--- Listing ---

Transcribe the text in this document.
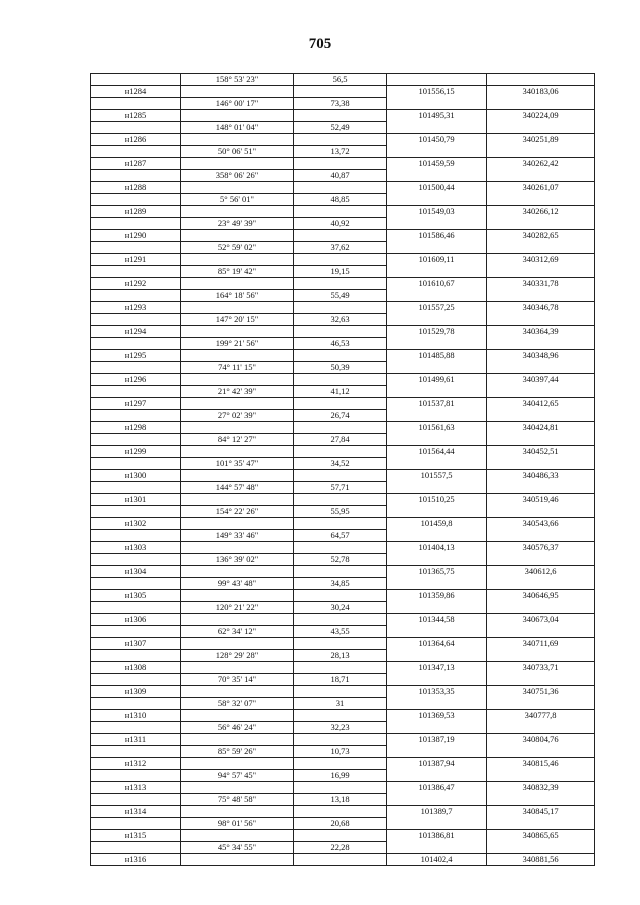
705
	158° 53' 23"	56,5		
н1284			101556,15	340183,06
	146° 00' 17"	73,38		
н1285			101495,31	340224,09
	148° 01' 04"	52,49		
н1286			101450,79	340251,89
	50° 06' 51"	13,72		
н1287			101459,59	340262,42
	358° 06' 26"	40,87		
н1288			101500,44	340261,07
	5° 56' 01"	48,85		
н1289			101549,03	340266,12
	23° 49' 39"	40,92		
н1290			101586,46	340282,65
	52° 59' 02"	37,62		
н1291			101609,11	340312,69
	85° 19' 42"	19,15		
н1292			101610,67	340331,78
	164° 18' 56"	55,49		
н1293			101557,25	340346,78
	147° 20' 15"	32,63		
н1294			101529,78	340364,39
	199° 21' 56"	46,53		
н1295			101485,88	340348,96
	74° 11' 15"	50,39		
н1296			101499,61	340397,44
	21° 42' 39"	41,12		
н1297			101537,81	340412,65
	27° 02' 39"	26,74		
н1298			101561,63	340424,81
	84° 12' 27"	27,84		
н1299			101564,44	340452,51
	101° 35' 47"	34,52		
н1300			101557,5	340486,33
	144° 57' 48"	57,71		
н1301			101510,25	340519,46
	154° 22' 26"	55,95		
н1302			101459,8	340543,66
	149° 33' 46"	64,57		
н1303			101404,13	340576,37
	136° 39' 02"	52,78		
н1304			101365,75	340612,6
	99° 43' 48"	34,85		
н1305			101359,86	340646,95
	120° 21' 22"	30,24		
н1306			101344,58	340673,04
	62° 34' 12"	43,55		
н1307			101364,64	340711,69
	128° 29' 28"	28,13		
н1308			101347,13	340733,71
	70° 35' 14"	18,71		
н1309			101353,35	340751,36
	58° 32' 07"	31		
н1310			101369,53	340777,8
	56° 46' 24"	32,23		
н1311			101387,19	340804,76
	85° 59' 26"	10,73		
н1312			101387,94	340815,46
	94° 57' 45"	16,99		
н1313			101386,47	340832,39
	75° 48' 58"	13,18		
н1314			101389,7	340845,17
	98° 01' 56"	20,68		
н1315			101386,81	340865,65
	45° 34' 55"	22,28		
н1316			101402,4	340881,56
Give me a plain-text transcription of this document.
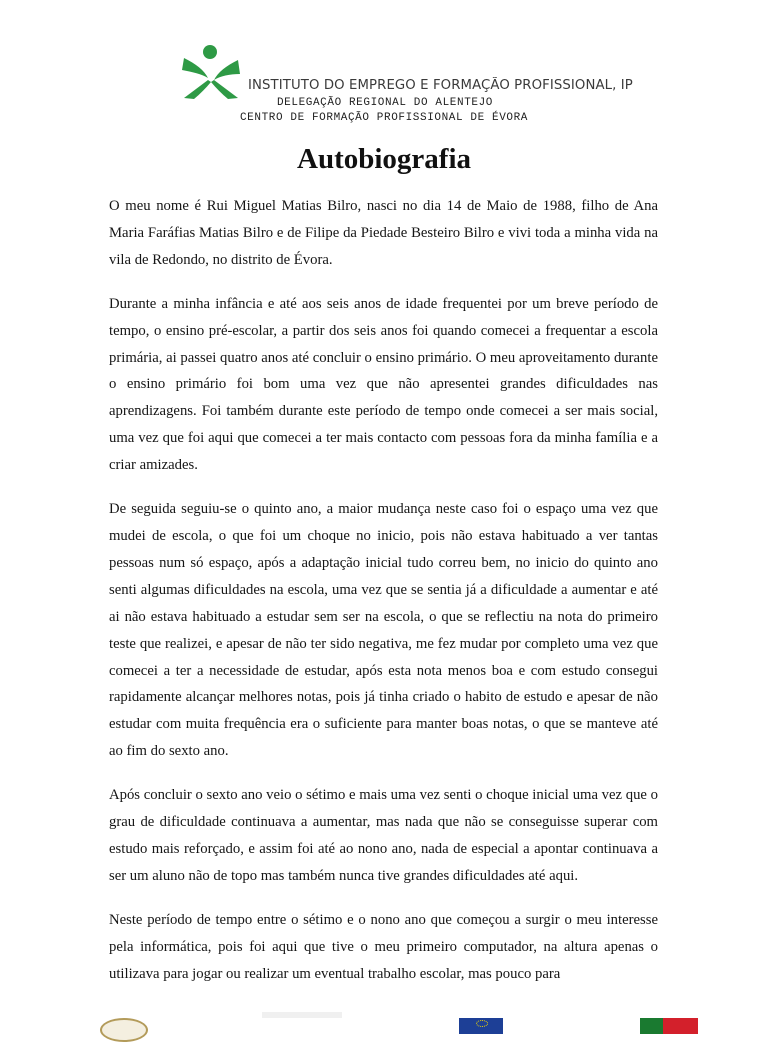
INSTITUTO DO EMPREGO E FORMAÇÃO PROFISSIONAL, IP
DELEGAÇÃO REGIONAL DO ALENTEJO
CENTRO DE FORMAÇÃO PROFISSIONAL DE ÉVORA
Autobiografia

O meu nome é Rui Miguel Matias Bilro, nasci no dia 14 de Maio de 1988, filho de Ana Maria Faráfias Matias Bilro e de Filipe da Piedade Besteiro Bilro e vivi toda a minha vida na vila de Redondo, no distrito de Évora.

Durante a minha infância e até aos seis anos de idade frequentei por um breve período de tempo, o ensino pré-escolar, a partir dos seis anos foi quando comecei a frequentar a escola primária, ai passei quatro anos até concluir o ensino primário. O meu aproveitamento durante o ensino primário foi bom uma vez que não apresentei grandes dificuldades nas aprendizagens. Foi também durante este período de tempo onde comecei a ser mais social, uma vez que foi aqui que comecei a ter mais contacto com pessoas fora da minha família e a criar amizades.

De seguida seguiu-se o quinto ano, a maior mudança neste caso foi o espaço uma vez que mudei de escola, o que foi um choque no inicio, pois não estava habituado a ver tantas pessoas num só espaço, após a adaptação inicial tudo correu bem, no inicio do quinto ano senti algumas dificuldades na escola, uma vez que se sentia já a dificuldade a aumentar e até ai não estava habituado a estudar sem ser na escola, o que se reflectiu na nota do primeiro teste que realizei, e apesar de não ter sido negativa, me fez mudar por completo uma vez que comecei a ter a necessidade de estudar, após esta nota menos boa e com estudo consegui rapidamente alcançar melhores notas, pois já tinha criado o habito de estudo e apesar de não estudar com muita frequência era o suficiente para manter boas notas, o que se manteve até ao fim do sexto ano.

Após concluir o sexto ano veio o sétimo e mais uma vez senti o choque inicial uma vez que o grau de dificuldade continuava a aumentar, mas nada que não se conseguisse superar com estudo mais reforçado, e assim foi até ao nono ano, nada de especial a apontar continuava a ser um aluno não de topo mas também nunca tive grandes dificuldades até aqui.

Neste período de tempo entre o sétimo e o nono ano que começou a surgir o meu interesse pela informática, pois foi aqui que tive o meu primeiro computador, na altura apenas o utilizava para jogar ou realizar um eventual trabalho escolar, mas pouco para
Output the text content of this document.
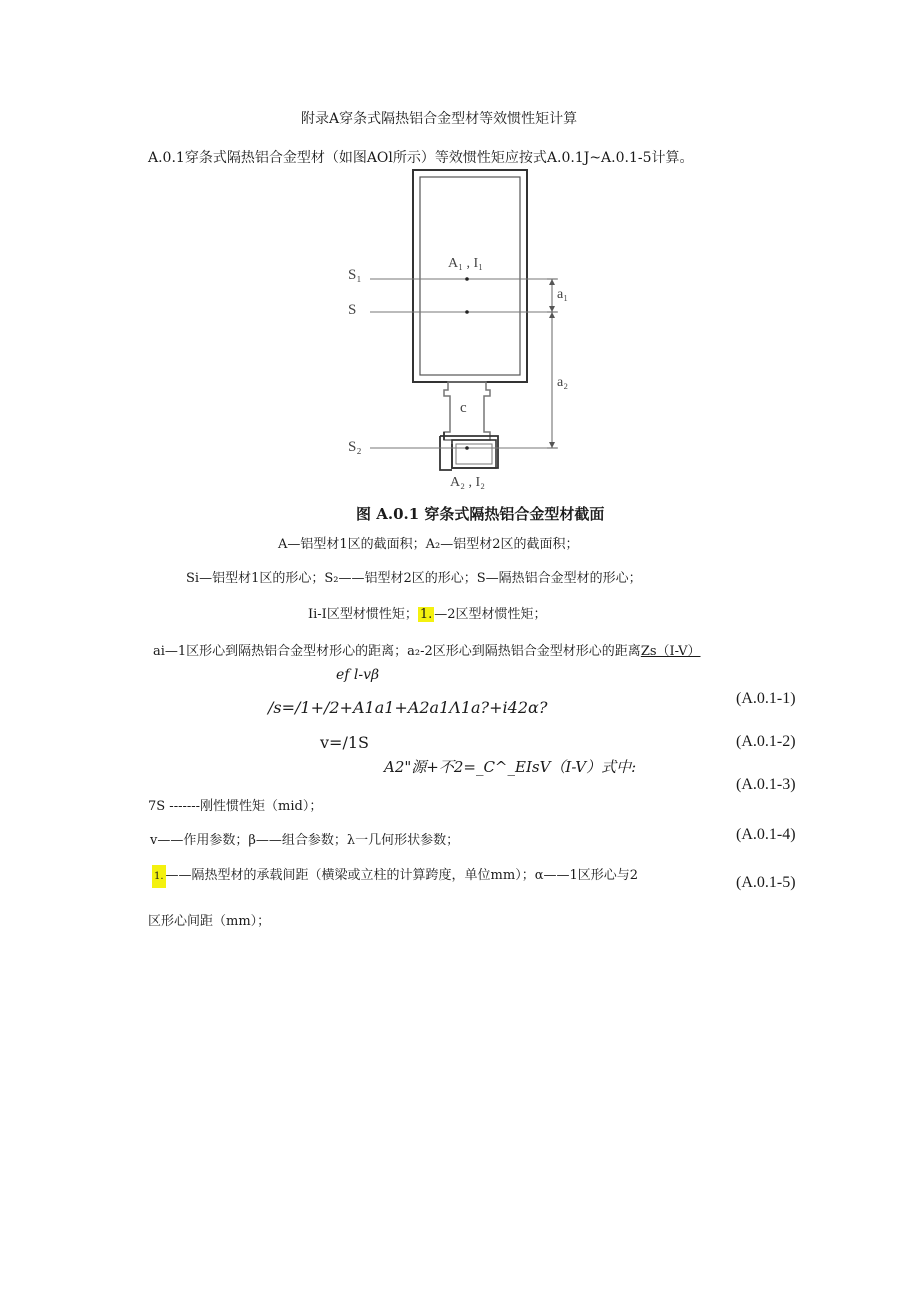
附录A穿条式隔热铝合金型材等效惯性矩计算
A.0.1穿条式隔热铝合金型材（如图AOl所示）等效惯性矩应按式A.0.1J~A.0.1-5计算。
S₁
S
S₂
A₁ , I₁
A₂ , I₂
a₁
a₂
c
图 A.0.1 穿条式隔热铝合金型材截面
A—铝型材1区的截面积；A₂—铝型材2区的截面积；
Si—铝型材1区的形心；S₂——铝型材2区的形心；S—隔热铝合金型材的形心；
Ii-I区型材惯性矩； 1. —2区型材惯性矩；
ai—1区形心到隔热铝合金型材形心的距离；a₂-2区形心到隔热铝合金型材形心的距离Zs（I-V）
ef l-vβ
/s=/1+/2+A1a1+A2a1Λ1a?+i42α?	(A.0.1-1)
v=/1S	(A.0.1-2)
A2"源+不2=_C^_EIsV（I-V）式中:
(A.0.1-3)
7S -------刚性惯性矩（mid）；
(A.0.1-4)
v——作用参数；β——组合参数；λ一几何形状参数；
1. ——隔热型材的承载间距（横梁或立柱的计算跨度，单位mm）；α——1区形心与2	(A.0.1-5)
区形心间距（mm）；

---

Stated task:
Out of the records, collect only those lines that contain the string "também".

Task output:
Durante a minha infância e até aos seis anos de idade frequentei por um breve período de tempo, o ensino pré-escolar, a partir dos seis anos foi quando comecei a frequentar a escola primária, ai passei quatro anos até concluir o ensino primário. O meu aproveitamento durante o ensino primário foi bom uma vez que não apresentei grandes dificuldades nas aprendizagens. Foi também durante este período de tempo onde comecei a ser mais social, uma vez que foi aqui que comecei a ter mais contacto com pessoas fora da minha família e a criar amizades.
Após concluir o sexto ano veio o sétimo e mais uma vez senti o choque inicial uma vez que o grau de dificuldade continuava a aumentar, mas nada que não se conseguisse superar com estudo mais reforçado, e assim foi até ao nono ano, nada de especial a apontar continuava a ser um aluno não de topo mas também nunca tive grandes dificuldades até aqui.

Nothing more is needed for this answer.